-------- Data shown --------

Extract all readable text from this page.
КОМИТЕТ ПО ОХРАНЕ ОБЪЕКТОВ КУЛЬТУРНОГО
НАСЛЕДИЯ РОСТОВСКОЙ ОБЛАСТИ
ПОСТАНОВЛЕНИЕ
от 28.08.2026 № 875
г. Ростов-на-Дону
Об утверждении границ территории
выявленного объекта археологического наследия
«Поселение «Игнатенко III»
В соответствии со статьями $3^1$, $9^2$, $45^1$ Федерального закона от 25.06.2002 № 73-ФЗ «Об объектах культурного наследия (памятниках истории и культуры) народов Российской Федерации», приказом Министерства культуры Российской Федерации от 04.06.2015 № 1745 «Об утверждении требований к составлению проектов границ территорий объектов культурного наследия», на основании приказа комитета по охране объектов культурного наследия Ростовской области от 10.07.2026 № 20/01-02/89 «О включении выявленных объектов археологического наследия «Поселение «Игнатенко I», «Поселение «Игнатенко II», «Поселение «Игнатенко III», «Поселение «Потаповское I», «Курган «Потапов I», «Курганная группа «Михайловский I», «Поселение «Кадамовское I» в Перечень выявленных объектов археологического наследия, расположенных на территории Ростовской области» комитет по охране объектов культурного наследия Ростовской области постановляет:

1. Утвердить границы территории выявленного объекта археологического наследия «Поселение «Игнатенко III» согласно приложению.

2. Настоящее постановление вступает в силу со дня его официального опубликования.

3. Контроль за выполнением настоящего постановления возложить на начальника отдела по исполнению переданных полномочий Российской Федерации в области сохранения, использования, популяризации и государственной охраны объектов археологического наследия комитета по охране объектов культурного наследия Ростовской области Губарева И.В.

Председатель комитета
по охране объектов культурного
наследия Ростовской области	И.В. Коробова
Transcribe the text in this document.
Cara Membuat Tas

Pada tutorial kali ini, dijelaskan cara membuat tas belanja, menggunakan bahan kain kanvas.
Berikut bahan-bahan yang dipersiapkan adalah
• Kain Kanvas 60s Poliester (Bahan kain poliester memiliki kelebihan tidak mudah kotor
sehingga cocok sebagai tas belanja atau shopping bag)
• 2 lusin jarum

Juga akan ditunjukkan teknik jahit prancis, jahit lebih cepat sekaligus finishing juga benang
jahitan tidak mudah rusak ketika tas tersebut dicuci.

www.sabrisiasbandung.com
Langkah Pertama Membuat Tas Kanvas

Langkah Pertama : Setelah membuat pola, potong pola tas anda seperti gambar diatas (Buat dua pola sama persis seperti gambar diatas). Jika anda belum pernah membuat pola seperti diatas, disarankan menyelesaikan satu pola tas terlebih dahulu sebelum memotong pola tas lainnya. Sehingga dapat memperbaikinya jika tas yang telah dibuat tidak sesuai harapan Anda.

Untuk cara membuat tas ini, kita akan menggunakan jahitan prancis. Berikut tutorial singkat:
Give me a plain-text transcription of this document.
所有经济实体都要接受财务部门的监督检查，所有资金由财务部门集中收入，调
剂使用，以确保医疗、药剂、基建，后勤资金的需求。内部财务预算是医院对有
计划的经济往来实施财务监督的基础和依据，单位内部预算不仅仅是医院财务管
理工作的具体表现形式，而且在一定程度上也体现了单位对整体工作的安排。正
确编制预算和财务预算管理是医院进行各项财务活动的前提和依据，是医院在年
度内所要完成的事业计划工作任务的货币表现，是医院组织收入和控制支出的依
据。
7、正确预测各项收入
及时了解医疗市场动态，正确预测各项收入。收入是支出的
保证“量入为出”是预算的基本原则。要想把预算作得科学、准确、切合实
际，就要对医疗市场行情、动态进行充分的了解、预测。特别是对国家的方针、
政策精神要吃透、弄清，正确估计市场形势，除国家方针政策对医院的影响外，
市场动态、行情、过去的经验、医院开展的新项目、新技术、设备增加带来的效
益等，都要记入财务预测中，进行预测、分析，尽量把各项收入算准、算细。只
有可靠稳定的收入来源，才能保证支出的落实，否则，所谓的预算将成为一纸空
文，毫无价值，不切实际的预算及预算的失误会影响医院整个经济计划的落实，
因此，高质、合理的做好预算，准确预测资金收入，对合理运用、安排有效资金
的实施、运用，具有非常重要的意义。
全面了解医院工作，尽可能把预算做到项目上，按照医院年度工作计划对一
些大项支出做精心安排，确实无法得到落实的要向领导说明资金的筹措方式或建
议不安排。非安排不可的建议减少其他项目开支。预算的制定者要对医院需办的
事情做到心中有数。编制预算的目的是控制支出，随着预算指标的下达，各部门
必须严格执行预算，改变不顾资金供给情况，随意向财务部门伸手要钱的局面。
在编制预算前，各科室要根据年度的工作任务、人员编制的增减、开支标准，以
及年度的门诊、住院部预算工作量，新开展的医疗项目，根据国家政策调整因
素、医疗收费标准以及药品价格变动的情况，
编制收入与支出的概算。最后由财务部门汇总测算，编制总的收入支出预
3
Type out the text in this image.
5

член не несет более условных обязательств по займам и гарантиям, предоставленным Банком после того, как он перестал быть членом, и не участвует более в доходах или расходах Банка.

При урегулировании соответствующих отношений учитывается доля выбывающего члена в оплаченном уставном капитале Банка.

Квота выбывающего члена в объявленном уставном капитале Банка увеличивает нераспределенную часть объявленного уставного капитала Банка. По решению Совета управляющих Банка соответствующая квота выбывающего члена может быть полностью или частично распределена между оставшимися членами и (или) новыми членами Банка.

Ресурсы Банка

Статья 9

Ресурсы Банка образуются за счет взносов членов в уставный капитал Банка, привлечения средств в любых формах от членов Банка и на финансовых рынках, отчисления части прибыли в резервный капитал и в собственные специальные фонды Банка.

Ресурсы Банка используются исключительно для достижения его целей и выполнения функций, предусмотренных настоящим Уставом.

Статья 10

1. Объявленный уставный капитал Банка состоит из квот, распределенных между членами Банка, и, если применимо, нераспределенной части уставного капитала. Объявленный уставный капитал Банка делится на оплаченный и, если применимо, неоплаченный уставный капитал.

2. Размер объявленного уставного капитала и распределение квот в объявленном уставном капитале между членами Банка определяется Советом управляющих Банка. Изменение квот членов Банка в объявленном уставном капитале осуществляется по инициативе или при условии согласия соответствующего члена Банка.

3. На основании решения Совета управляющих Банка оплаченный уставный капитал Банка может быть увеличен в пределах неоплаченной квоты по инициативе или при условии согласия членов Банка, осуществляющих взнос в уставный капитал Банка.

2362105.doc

--------

- [Exercise requirements]
Only lines holding the string "this" are wanted; gather each one from the entries above.

- [Response]
Extract all readable text from this page.
Transcribe the text in this document.
Give me a plain-text transcription of this document.
Type out the text in this image.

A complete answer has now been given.